Only the pictures are to be left out; set down the rest of the records exactly.

Given data
[START]

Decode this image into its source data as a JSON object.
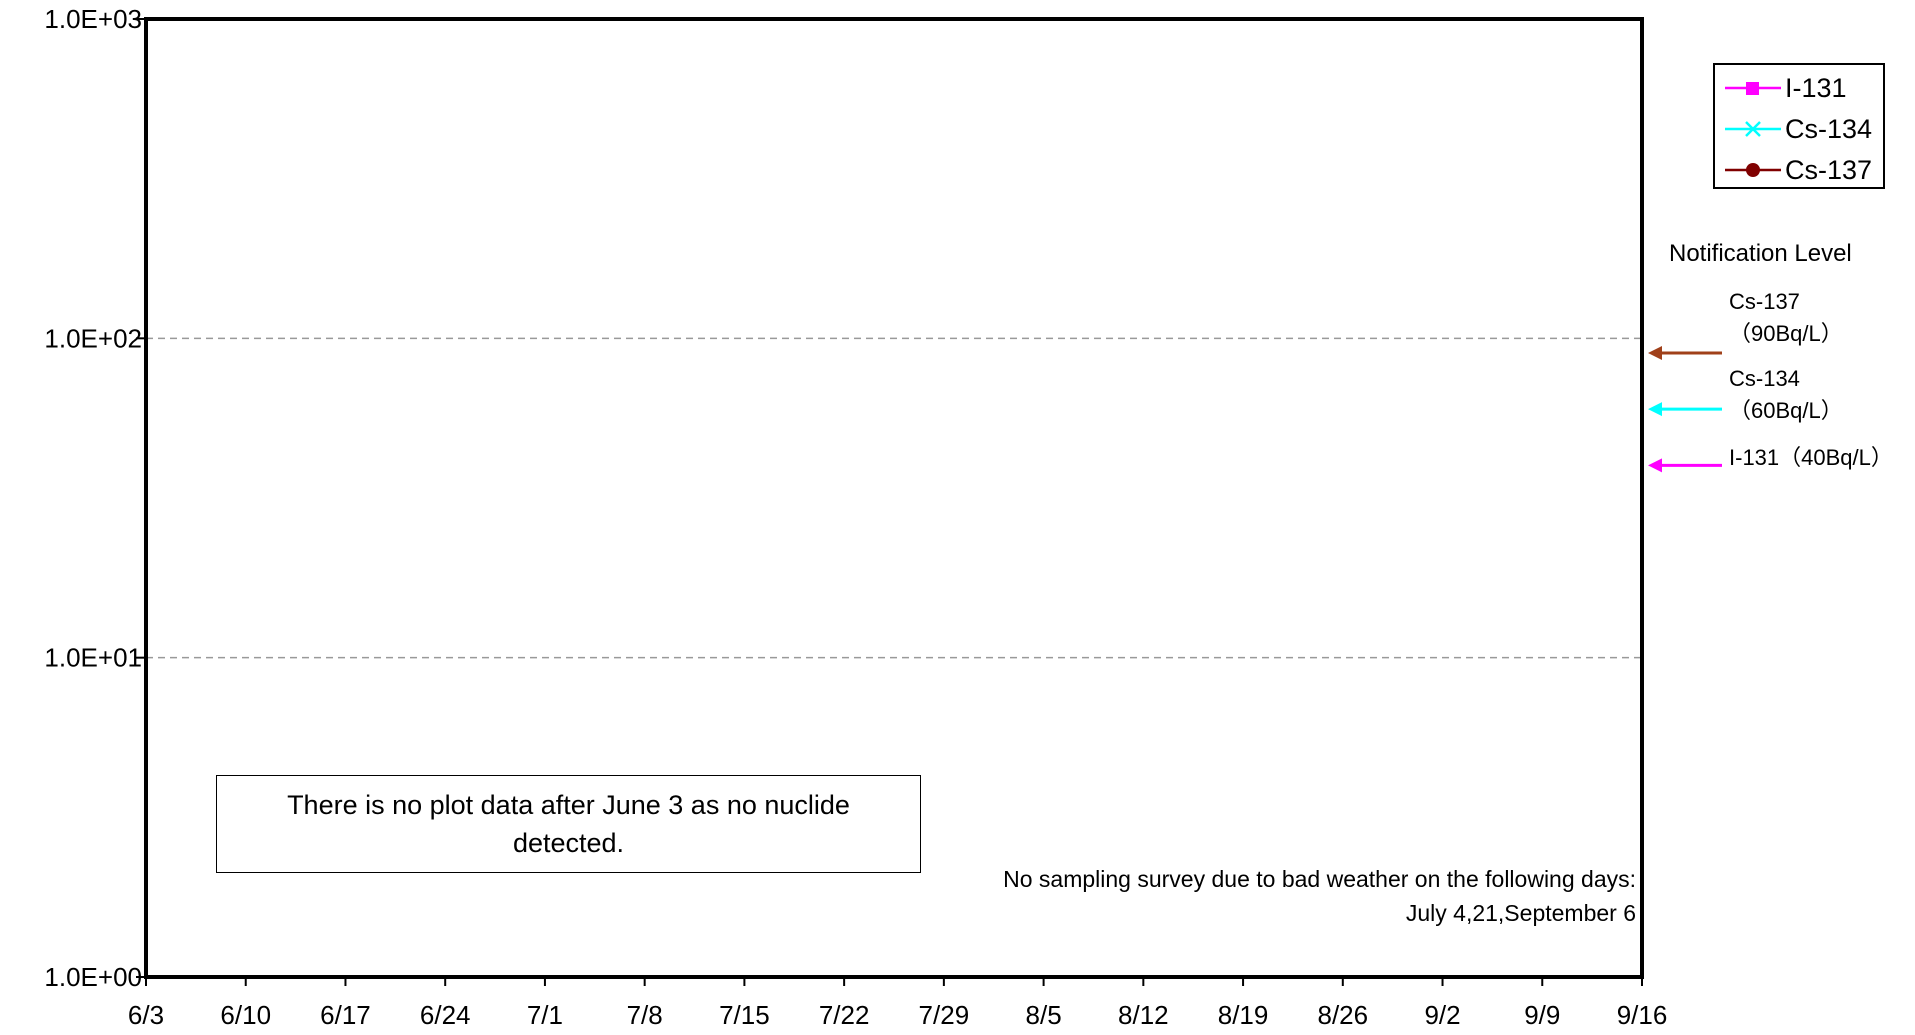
{
  "chart_data": {
    "type": "line",
    "title": "",
    "xlabel": "",
    "ylabel": "",
    "y_scale": "log",
    "ylim": [
      1,
      1000
    ],
    "y_ticks": [
      "1.0E+00",
      "1.0E+01",
      "1.0E+02",
      "1.0E+03"
    ],
    "y_tick_values": [
      1,
      10,
      100,
      1000
    ],
    "grid": "horizontal dashed at 10 and 100",
    "x_ticks": [
      "6/3",
      "6/10",
      "6/17",
      "6/24",
      "7/1",
      "7/8",
      "7/15",
      "7/22",
      "7/29",
      "8/5",
      "8/12",
      "8/19",
      "8/26",
      "9/2",
      "9/9",
      "9/16"
    ],
    "series": [
      {
        "name": "I-131",
        "color": "#ff00ff",
        "marker": "square",
        "values": []
      },
      {
        "name": "Cs-134",
        "color": "#00ffff",
        "marker": "x",
        "values": []
      },
      {
        "name": "Cs-137",
        "color": "#800000",
        "marker": "circle",
        "values": []
      }
    ],
    "legend_position": "top-right, outside plot",
    "notification_levels": {
      "title": "Notification Level",
      "items": [
        {
          "nuclide": "Cs-137",
          "line1": "Cs-137",
          "line2": "（90Bq/L）",
          "value": 90,
          "color": "#a0401a"
        },
        {
          "nuclide": "Cs-134",
          "line1": "Cs-134",
          "line2": "（60Bq/L）",
          "value": 60,
          "color": "#00ffff"
        },
        {
          "nuclide": "I-131",
          "line1": "I-131（40Bq/L）",
          "line2": "",
          "value": 40,
          "color": "#ff00ff"
        }
      ]
    },
    "annotations": {
      "no_data_note": "There is no plot data after June 3 as no nuclide detected.",
      "weather_note_line1": "No sampling survey due to bad weather on the following days:",
      "weather_note_line2": "July 4,21,September 6"
    }
  }
}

[END]

Output
Decode this image into its source data as a JSON object.
{
  "chart_data": {
    "type": "line",
    "title": "",
    "xlabel": "",
    "ylabel": "",
    "y_scale": "log",
    "ylim": [
      1,
      1000
    ],
    "y_ticks": [
      "1.0E+00",
      "1.0E+01",
      "1.0E+02",
      "1.0E+03"
    ],
    "y_tick_values": [
      1,
      10,
      100,
      1000
    ],
    "grid": "horizontal dashed at 10 and 100",
    "x_ticks": [
      "6/3",
      "6/10",
      "6/17",
      "6/24",
      "7/1",
      "7/8",
      "7/15",
      "7/22",
      "7/29",
      "8/5",
      "8/12",
      "8/19",
      "8/26",
      "9/2",
      "9/9",
      "9/16"
    ],
    "series": [
      {
        "name": "I-131",
        "color": "#ff00ff",
        "marker": "square",
        "values": []
      },
      {
        "name": "Cs-134",
        "color": "#00ffff",
        "marker": "x",
        "values": []
      },
      {
        "name": "Cs-137",
        "color": "#800000",
        "marker": "circle",
        "values": []
      }
    ],
    "legend_position": "top-right, outside plot",
    "notification_levels": {
      "title": "Notification Level",
      "items": [
        {
          "nuclide": "Cs-137",
          "line1": "Cs-137",
          "line2": "（90Bq/L）",
          "value": 90,
          "color": "#a0401a"
        },
        {
          "nuclide": "Cs-134",
          "line1": "Cs-134",
          "line2": "（60Bq/L）",
          "value": 60,
          "color": "#00ffff"
        },
        {
          "nuclide": "I-131",
          "line1": "I-131（40Bq/L）",
          "line2": "",
          "value": 40,
          "color": "#ff00ff"
        }
      ]
    },
    "annotations": {
      "no_data_note": "There is no plot data after June 3 as no nuclide detected.",
      "weather_note_line1": "No sampling survey due to bad weather on the following days:",
      "weather_note_line2": "July 4,21,September 6"
    }
  }
}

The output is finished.